Saved entries:

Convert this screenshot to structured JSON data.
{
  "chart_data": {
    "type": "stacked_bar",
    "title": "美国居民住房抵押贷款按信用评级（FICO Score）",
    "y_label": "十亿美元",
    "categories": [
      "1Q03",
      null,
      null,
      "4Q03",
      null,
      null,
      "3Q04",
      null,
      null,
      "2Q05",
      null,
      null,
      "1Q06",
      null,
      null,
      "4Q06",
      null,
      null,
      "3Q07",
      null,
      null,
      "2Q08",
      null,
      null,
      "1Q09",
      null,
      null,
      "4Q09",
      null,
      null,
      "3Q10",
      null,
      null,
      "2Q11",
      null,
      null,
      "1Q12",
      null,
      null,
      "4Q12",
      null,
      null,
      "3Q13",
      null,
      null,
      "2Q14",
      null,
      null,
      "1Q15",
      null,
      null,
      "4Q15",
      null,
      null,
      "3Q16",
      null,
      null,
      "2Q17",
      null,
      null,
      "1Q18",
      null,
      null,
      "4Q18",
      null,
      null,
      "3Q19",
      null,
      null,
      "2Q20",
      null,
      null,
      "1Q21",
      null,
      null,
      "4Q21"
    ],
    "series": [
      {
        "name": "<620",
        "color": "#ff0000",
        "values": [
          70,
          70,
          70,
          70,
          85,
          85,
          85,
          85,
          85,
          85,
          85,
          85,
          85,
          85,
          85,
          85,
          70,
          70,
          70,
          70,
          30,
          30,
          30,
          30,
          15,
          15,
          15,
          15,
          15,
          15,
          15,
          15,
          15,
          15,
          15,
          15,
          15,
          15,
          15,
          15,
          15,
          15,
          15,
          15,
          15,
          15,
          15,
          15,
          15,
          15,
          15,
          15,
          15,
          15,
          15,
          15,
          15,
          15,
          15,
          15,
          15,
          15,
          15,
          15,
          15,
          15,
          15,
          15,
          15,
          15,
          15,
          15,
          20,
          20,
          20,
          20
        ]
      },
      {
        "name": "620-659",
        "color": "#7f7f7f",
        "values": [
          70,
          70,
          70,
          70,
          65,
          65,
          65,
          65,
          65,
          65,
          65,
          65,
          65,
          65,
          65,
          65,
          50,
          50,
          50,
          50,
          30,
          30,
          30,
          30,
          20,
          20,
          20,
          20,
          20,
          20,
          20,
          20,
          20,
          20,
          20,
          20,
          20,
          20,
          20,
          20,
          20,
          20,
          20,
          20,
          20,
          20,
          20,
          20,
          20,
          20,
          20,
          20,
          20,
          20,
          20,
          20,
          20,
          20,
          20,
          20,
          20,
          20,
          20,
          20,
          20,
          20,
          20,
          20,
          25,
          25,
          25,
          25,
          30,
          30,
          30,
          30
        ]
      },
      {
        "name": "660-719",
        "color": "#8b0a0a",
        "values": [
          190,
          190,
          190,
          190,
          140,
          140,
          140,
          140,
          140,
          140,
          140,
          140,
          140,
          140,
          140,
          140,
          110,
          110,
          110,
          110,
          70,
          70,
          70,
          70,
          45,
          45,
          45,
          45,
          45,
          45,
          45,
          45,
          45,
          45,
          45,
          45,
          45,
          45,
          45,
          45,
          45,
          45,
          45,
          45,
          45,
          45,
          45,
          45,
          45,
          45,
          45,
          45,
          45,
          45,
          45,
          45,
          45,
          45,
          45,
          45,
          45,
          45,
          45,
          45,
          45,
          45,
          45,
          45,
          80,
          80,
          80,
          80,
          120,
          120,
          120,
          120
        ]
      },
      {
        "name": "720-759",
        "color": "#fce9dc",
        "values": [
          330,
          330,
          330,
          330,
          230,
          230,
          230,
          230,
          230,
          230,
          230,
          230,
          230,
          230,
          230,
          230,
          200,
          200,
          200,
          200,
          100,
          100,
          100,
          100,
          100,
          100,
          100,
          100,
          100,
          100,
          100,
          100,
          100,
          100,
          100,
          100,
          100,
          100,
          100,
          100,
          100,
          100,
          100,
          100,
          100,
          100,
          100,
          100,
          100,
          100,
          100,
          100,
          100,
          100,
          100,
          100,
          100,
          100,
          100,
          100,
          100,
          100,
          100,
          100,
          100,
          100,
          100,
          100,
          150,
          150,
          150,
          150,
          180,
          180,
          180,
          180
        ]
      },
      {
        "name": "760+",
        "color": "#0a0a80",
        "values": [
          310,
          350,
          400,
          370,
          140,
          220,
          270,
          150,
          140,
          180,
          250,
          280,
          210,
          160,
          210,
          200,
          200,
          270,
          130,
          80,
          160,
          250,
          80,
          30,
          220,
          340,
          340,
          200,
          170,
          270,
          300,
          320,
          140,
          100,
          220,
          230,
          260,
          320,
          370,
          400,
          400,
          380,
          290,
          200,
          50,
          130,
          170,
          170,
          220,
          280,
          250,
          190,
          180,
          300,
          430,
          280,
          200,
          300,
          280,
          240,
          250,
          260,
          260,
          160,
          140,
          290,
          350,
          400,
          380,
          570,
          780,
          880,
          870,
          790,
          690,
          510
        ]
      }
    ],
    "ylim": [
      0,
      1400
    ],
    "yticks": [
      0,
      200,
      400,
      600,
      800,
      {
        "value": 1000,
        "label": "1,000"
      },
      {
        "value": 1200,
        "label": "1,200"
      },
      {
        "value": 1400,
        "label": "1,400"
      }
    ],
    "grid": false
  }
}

> Problem
Each entry above is to be set down again in exactly the same words.

> Answer below
Convert this screenshot to structured JSON data.
{
  "chart_data": {
    "type": "stacked_bar",
    "title": "美国居民住房抵押贷款按信用评级（FICO Score）",
    "y_label": "十亿美元",
    "categories": [
      "1Q03",
      null,
      null,
      "4Q03",
      null,
      null,
      "3Q04",
      null,
      null,
      "2Q05",
      null,
      null,
      "1Q06",
      null,
      null,
      "4Q06",
      null,
      null,
      "3Q07",
      null,
      null,
      "2Q08",
      null,
      null,
      "1Q09",
      null,
      null,
      "4Q09",
      null,
      null,
      "3Q10",
      null,
      null,
      "2Q11",
      null,
      null,
      "1Q12",
      null,
      null,
      "4Q12",
      null,
      null,
      "3Q13",
      null,
      null,
      "2Q14",
      null,
      null,
      "1Q15",
      null,
      null,
      "4Q15",
      null,
      null,
      "3Q16",
      null,
      null,
      "2Q17",
      null,
      null,
      "1Q18",
      null,
      null,
      "4Q18",
      null,
      null,
      "3Q19",
      null,
      null,
      "2Q20",
      null,
      null,
      "1Q21",
      null,
      null,
      "4Q21"
    ],
    "series": [
      {
        "name": "<620",
        "color": "#ff0000",
        "values": [
          70,
          70,
          70,
          70,
          85,
          85,
          85,
          85,
          85,
          85,
          85,
          85,
          85,
          85,
          85,
          85,
          70,
          70,
          70,
          70,
          30,
          30,
          30,
          30,
          15,
          15,
          15,
          15,
          15,
          15,
          15,
          15,
          15,
          15,
          15,
          15,
          15,
          15,
          15,
          15,
          15,
          15,
          15,
          15,
          15,
          15,
          15,
          15,
          15,
          15,
          15,
          15,
          15,
          15,
          15,
          15,
          15,
          15,
          15,
          15,
          15,
          15,
          15,
          15,
          15,
          15,
          15,
          15,
          15,
          15,
          15,
          15,
          20,
          20,
          20,
          20
        ]
      },
      {
        "name": "620-659",
        "color": "#7f7f7f",
        "values": [
          70,
          70,
          70,
          70,
          65,
          65,
          65,
          65,
          65,
          65,
          65,
          65,
          65,
          65,
          65,
          65,
          50,
          50,
          50,
          50,
          30,
          30,
          30,
          30,
          20,
          20,
          20,
          20,
          20,
          20,
          20,
          20,
          20,
          20,
          20,
          20,
          20,
          20,
          20,
          20,
          20,
          20,
          20,
          20,
          20,
          20,
          20,
          20,
          20,
          20,
          20,
          20,
          20,
          20,
          20,
          20,
          20,
          20,
          20,
          20,
          20,
          20,
          20,
          20,
          20,
          20,
          20,
          20,
          25,
          25,
          25,
          25,
          30,
          30,
          30,
          30
        ]
      },
      {
        "name": "660-719",
        "color": "#8b0a0a",
        "values": [
          190,
          190,
          190,
          190,
          140,
          140,
          140,
          140,
          140,
          140,
          140,
          140,
          140,
          140,
          140,
          140,
          110,
          110,
          110,
          110,
          70,
          70,
          70,
          70,
          45,
          45,
          45,
          45,
          45,
          45,
          45,
          45,
          45,
          45,
          45,
          45,
          45,
          45,
          45,
          45,
          45,
          45,
          45,
          45,
          45,
          45,
          45,
          45,
          45,
          45,
          45,
          45,
          45,
          45,
          45,
          45,
          45,
          45,
          45,
          45,
          45,
          45,
          45,
          45,
          45,
          45,
          45,
          45,
          80,
          80,
          80,
          80,
          120,
          120,
          120,
          120
        ]
      },
      {
        "name": "720-759",
        "color": "#fce9dc",
        "values": [
          330,
          330,
          330,
          330,
          230,
          230,
          230,
          230,
          230,
          230,
          230,
          230,
          230,
          230,
          230,
          230,
          200,
          200,
          200,
          200,
          100,
          100,
          100,
          100,
          100,
          100,
          100,
          100,
          100,
          100,
          100,
          100,
          100,
          100,
          100,
          100,
          100,
          100,
          100,
          100,
          100,
          100,
          100,
          100,
          100,
          100,
          100,
          100,
          100,
          100,
          100,
          100,
          100,
          100,
          100,
          100,
          100,
          100,
          100,
          100,
          100,
          100,
          100,
          100,
          100,
          100,
          100,
          100,
          150,
          150,
          150,
          150,
          180,
          180,
          180,
          180
        ]
      },
      {
        "name": "760+",
        "color": "#0a0a80",
        "values": [
          310,
          350,
          400,
          370,
          140,
          220,
          270,
          150,
          140,
          180,
          250,
          280,
          210,
          160,
          210,
          200,
          200,
          270,
          130,
          80,
          160,
          250,
          80,
          30,
          220,
          340,
          340,
          200,
          170,
          270,
          300,
          320,
          140,
          100,
          220,
          230,
          260,
          320,
          370,
          400,
          400,
          380,
          290,
          200,
          50,
          130,
          170,
          170,
          220,
          280,
          250,
          190,
          180,
          300,
          430,
          280,
          200,
          300,
          280,
          240,
          250,
          260,
          260,
          160,
          140,
          290,
          350,
          400,
          380,
          570,
          780,
          880,
          870,
          790,
          690,
          510
        ]
      }
    ],
    "ylim": [
      0,
      1400
    ],
    "yticks": [
      0,
      200,
      400,
      600,
      800,
      {
        "value": 1000,
        "label": "1,000"
      },
      {
        "value": 1200,
        "label": "1,200"
      },
      {
        "value": 1400,
        "label": "1,400"
      }
    ],
    "grid": false
  }
}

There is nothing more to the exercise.